> [What you are asked to do]: Output as a JSON list of strings, one per line with blank lines omitted, the lines from the start of the excerpt up to and including the line containing "scatter-point bbox=[1585, 551, 1597, 564]".

Dataset excerpt:
========================================================================

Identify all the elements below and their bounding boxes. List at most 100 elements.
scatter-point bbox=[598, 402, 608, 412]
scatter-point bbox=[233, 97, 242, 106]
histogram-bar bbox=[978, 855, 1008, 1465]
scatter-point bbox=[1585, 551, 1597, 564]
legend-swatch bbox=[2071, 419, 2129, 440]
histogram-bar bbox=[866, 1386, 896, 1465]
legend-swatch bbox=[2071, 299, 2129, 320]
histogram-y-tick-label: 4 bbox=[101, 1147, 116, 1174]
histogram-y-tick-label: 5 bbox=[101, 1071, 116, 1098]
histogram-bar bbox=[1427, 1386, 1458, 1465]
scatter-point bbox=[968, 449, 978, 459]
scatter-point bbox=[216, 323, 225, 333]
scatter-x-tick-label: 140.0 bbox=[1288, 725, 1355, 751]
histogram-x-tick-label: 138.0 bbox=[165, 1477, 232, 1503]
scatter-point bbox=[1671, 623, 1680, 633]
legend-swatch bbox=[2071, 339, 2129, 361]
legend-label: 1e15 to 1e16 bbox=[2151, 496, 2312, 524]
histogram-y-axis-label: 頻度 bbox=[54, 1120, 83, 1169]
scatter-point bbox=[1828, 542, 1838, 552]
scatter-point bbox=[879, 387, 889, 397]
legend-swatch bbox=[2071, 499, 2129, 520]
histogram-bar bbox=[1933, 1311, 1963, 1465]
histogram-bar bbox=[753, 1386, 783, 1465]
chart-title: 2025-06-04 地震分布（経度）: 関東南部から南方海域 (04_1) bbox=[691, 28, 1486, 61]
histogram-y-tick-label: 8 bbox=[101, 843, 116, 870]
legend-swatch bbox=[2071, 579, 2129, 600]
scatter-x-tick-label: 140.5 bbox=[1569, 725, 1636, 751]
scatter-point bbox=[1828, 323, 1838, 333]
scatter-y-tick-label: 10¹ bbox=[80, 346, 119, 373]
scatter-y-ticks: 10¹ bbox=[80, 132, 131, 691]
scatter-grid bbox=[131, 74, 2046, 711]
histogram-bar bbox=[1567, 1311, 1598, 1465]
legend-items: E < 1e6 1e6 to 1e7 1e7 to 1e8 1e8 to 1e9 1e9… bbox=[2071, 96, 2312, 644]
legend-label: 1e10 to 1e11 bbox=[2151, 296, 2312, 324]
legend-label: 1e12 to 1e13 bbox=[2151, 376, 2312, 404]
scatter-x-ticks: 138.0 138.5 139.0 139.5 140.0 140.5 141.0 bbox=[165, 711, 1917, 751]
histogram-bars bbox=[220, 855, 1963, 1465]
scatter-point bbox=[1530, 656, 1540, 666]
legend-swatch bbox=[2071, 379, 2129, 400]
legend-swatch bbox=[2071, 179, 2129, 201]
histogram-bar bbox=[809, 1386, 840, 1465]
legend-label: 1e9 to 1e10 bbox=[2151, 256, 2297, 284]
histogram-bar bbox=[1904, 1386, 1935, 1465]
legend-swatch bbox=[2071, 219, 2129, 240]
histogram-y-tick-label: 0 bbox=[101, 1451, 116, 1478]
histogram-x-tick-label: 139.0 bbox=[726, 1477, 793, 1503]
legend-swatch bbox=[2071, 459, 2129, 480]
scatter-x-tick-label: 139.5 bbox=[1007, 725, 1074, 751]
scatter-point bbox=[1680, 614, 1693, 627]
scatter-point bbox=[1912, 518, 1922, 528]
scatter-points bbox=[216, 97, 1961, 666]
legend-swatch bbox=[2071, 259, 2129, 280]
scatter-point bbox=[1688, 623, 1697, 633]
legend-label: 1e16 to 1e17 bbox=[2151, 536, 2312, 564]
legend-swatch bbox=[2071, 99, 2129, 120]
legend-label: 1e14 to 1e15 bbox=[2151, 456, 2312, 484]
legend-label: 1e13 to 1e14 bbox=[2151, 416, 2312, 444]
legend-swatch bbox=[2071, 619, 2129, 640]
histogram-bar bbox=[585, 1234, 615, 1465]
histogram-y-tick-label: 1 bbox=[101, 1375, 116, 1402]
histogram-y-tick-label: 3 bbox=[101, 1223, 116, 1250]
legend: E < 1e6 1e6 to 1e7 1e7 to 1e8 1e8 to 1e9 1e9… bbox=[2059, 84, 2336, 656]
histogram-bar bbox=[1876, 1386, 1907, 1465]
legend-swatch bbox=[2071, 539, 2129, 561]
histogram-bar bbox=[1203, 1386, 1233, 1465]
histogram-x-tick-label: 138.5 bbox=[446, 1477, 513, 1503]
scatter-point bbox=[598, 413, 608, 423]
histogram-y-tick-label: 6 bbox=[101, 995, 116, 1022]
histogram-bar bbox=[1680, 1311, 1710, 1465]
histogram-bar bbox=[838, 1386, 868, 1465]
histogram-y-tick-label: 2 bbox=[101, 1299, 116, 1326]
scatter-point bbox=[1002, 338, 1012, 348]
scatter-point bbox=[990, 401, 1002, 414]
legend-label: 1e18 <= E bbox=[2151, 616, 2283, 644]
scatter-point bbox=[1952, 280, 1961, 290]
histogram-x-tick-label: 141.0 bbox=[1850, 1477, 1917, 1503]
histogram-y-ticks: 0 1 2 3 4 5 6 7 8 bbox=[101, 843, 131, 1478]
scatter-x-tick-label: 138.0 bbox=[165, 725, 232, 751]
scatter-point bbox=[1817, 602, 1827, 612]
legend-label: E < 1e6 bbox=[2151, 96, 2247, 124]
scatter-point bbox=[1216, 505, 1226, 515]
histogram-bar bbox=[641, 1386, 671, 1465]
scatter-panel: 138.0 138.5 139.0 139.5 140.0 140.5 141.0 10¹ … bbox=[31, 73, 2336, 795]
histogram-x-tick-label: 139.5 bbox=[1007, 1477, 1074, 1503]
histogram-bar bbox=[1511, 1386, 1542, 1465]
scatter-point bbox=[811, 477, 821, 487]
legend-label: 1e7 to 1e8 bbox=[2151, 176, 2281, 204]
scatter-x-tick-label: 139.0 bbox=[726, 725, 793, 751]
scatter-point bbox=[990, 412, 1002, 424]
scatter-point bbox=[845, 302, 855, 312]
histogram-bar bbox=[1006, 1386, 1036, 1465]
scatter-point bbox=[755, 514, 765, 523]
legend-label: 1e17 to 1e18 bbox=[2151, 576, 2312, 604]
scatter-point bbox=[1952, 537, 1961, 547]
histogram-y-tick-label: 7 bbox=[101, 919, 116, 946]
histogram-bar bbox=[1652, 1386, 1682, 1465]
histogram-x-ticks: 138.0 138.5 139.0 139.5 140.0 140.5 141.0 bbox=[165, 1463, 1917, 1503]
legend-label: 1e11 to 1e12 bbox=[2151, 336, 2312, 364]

========================================================================

> [Result below]:
[
  "Identify all the elements below and their bounding boxes. List at most 100 elements.",
  "scatter-point bbox=[598, 402, 608, 412]",
  "scatter-point bbox=[233, 97, 242, 106]",
  "histogram-bar bbox=[978, 855, 1008, 1465]",
  "scatter-point bbox=[1585, 551, 1597, 564]"
]